WHAT YOU HAVE TO DO => Every line that holds the string "Branch" is to be identified and copied.

GIVEN INFORMATION =>
━━━━━━━━━━━━━━━━━━━━━━━━━━━━━━

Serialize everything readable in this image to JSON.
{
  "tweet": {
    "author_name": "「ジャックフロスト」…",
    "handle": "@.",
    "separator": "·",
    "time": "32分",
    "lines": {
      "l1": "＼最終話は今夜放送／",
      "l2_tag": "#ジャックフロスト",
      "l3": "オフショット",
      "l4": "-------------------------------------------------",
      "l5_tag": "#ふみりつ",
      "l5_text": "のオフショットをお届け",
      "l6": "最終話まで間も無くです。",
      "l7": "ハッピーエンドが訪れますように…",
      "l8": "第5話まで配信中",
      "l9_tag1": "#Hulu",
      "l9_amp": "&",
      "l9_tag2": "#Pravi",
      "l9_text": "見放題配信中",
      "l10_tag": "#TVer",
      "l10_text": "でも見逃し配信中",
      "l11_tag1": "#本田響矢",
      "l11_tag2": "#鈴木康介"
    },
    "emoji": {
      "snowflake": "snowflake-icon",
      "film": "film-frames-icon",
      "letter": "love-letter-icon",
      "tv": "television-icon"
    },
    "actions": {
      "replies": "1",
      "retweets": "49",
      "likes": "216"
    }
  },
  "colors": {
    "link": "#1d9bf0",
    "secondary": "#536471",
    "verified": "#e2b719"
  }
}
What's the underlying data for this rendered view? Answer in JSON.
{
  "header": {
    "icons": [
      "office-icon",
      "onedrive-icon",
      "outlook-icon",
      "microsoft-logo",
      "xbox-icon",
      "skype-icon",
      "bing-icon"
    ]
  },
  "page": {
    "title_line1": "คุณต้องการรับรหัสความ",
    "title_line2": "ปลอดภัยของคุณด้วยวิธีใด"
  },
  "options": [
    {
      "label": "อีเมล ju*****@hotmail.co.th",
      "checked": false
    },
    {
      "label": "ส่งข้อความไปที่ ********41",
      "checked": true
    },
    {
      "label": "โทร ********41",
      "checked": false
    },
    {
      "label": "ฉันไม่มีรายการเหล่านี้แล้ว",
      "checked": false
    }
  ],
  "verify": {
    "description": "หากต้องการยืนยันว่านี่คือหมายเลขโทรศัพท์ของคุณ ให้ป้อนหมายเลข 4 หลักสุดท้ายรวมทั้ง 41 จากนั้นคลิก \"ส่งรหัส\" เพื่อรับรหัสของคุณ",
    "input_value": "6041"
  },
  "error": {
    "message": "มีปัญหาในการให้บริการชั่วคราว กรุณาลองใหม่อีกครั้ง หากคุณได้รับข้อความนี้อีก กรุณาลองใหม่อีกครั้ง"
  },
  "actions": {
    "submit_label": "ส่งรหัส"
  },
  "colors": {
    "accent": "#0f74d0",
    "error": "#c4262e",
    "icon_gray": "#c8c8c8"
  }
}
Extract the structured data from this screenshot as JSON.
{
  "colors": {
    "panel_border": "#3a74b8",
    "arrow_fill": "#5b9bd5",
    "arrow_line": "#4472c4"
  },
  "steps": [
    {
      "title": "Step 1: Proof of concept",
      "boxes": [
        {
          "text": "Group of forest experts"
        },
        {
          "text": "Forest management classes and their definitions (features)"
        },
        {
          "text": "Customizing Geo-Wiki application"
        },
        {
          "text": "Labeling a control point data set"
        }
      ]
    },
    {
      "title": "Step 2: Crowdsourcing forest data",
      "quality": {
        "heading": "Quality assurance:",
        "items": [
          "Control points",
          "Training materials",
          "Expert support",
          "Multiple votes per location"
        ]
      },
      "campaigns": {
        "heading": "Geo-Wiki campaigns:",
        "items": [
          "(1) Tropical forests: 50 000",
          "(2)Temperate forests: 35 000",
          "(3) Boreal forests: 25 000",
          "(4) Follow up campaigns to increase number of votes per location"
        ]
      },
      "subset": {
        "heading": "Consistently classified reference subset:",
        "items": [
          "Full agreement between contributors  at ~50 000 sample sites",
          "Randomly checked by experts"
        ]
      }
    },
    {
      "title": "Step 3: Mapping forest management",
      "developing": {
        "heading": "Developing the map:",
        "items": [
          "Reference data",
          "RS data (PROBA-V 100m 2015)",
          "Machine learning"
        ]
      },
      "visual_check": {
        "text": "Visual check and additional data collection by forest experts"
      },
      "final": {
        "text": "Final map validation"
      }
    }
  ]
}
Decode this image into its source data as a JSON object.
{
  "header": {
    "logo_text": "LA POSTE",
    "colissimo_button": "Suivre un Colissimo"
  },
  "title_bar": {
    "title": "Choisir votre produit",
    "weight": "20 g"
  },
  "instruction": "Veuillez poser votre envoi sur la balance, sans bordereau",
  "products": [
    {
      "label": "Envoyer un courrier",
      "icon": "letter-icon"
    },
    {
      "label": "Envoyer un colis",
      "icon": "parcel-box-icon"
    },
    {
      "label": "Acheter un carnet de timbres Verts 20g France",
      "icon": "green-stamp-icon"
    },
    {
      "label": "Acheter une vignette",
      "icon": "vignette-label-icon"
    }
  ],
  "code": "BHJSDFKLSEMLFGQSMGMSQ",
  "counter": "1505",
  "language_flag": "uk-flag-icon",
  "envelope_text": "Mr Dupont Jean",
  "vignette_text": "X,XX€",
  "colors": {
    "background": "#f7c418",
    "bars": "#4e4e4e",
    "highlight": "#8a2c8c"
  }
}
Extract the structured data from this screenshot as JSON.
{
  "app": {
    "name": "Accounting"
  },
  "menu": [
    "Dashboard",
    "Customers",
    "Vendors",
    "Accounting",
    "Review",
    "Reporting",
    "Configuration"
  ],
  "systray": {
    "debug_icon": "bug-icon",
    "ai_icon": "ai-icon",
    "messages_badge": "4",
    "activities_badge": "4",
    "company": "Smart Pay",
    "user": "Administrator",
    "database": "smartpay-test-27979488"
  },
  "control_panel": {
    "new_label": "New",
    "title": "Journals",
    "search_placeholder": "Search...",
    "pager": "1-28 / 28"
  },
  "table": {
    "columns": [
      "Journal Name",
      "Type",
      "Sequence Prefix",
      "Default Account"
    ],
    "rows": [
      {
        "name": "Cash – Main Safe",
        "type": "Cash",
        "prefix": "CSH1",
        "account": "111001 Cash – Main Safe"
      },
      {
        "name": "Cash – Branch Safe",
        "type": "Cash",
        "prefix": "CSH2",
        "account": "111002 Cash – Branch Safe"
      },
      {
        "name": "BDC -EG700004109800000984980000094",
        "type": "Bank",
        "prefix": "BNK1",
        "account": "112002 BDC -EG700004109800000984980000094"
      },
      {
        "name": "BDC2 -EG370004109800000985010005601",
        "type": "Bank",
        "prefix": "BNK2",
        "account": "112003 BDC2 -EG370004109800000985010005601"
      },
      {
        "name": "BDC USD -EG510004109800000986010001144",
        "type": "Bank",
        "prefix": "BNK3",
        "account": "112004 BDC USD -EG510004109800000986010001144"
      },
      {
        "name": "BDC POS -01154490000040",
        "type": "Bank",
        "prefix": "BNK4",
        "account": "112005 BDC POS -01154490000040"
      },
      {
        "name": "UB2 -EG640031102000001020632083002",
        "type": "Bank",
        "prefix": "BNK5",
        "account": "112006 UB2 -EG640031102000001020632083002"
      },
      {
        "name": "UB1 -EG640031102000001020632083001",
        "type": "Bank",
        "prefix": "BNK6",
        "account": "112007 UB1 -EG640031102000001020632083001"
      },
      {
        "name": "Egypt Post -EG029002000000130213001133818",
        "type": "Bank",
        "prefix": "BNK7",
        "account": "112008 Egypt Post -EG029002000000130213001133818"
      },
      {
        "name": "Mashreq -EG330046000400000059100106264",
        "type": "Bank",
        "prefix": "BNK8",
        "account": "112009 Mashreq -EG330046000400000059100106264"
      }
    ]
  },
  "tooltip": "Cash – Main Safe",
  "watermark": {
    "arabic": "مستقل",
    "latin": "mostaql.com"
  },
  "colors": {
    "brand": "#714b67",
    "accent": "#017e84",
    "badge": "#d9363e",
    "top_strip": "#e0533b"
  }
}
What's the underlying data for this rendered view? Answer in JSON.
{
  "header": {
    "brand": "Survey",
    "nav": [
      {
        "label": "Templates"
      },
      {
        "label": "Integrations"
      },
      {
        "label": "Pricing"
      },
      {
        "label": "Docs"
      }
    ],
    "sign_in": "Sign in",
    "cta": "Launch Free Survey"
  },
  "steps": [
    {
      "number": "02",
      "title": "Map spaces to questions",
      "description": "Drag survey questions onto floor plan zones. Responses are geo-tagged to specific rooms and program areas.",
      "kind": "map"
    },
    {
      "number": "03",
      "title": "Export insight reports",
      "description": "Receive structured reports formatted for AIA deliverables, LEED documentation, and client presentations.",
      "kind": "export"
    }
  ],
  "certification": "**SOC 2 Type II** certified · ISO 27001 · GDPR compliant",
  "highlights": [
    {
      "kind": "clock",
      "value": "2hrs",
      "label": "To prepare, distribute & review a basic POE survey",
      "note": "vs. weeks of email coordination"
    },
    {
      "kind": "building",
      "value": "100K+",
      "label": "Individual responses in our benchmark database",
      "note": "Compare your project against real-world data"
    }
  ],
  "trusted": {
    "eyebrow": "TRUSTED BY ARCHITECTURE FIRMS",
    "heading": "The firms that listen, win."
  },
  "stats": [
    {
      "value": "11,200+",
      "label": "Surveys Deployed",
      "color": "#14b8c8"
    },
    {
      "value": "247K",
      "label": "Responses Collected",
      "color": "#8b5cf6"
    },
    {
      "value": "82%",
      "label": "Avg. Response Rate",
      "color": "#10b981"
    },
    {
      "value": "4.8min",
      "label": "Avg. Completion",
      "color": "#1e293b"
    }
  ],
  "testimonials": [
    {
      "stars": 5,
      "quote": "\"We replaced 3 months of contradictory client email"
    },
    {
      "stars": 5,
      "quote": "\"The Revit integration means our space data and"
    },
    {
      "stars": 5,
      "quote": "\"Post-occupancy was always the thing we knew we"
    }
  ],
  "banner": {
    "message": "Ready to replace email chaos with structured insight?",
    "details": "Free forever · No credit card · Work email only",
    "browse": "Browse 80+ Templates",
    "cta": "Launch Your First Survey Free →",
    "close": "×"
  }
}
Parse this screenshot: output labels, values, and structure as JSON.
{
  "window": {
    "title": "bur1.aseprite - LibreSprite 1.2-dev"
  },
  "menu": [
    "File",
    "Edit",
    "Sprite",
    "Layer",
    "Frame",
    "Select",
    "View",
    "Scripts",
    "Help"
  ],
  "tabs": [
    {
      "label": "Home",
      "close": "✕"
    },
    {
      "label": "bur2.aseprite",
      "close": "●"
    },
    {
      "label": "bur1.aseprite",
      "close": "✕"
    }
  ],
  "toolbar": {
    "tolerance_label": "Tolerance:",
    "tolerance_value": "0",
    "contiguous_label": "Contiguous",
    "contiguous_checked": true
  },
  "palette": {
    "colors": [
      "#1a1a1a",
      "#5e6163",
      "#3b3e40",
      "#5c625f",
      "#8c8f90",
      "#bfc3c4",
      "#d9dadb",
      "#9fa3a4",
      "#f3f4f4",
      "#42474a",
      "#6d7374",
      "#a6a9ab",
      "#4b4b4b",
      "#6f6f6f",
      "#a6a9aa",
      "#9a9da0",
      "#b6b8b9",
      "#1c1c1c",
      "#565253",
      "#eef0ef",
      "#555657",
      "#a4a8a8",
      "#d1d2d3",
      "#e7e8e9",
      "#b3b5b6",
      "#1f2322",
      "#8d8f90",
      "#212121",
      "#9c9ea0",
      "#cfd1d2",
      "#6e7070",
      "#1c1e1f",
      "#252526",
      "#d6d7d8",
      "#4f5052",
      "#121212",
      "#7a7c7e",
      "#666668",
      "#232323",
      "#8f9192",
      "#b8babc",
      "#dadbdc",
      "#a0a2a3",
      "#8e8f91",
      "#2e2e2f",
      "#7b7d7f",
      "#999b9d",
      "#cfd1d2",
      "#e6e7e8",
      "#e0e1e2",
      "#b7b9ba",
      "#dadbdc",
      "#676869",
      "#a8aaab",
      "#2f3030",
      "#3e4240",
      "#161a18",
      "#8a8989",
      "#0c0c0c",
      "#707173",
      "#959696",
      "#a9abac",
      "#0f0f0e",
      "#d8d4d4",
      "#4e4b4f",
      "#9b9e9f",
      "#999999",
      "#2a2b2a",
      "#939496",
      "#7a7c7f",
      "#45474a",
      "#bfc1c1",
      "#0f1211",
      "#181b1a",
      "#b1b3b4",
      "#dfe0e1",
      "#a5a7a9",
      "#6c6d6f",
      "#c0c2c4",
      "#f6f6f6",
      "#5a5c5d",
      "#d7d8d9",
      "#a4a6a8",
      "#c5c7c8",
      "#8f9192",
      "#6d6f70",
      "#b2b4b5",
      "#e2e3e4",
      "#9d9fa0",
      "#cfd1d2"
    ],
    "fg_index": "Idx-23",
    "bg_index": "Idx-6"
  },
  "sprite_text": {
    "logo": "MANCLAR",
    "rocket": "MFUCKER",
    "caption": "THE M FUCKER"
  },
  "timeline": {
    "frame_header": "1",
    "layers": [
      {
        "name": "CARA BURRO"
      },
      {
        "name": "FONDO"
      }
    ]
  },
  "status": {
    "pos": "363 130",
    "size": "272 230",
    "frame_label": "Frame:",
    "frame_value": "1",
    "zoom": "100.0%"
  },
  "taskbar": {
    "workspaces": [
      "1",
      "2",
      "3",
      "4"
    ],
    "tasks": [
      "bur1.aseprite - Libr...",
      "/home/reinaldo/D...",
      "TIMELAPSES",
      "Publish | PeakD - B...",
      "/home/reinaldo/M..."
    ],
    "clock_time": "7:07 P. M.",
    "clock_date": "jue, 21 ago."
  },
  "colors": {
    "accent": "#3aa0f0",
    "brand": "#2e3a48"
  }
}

━━━━━━━━━━━━━━━━━━━━━━━━━━━━━━

SOLUTION BELOW =>
        "name": "Cash – Branch Safe",
        "account": "111002 Cash – Branch Safe"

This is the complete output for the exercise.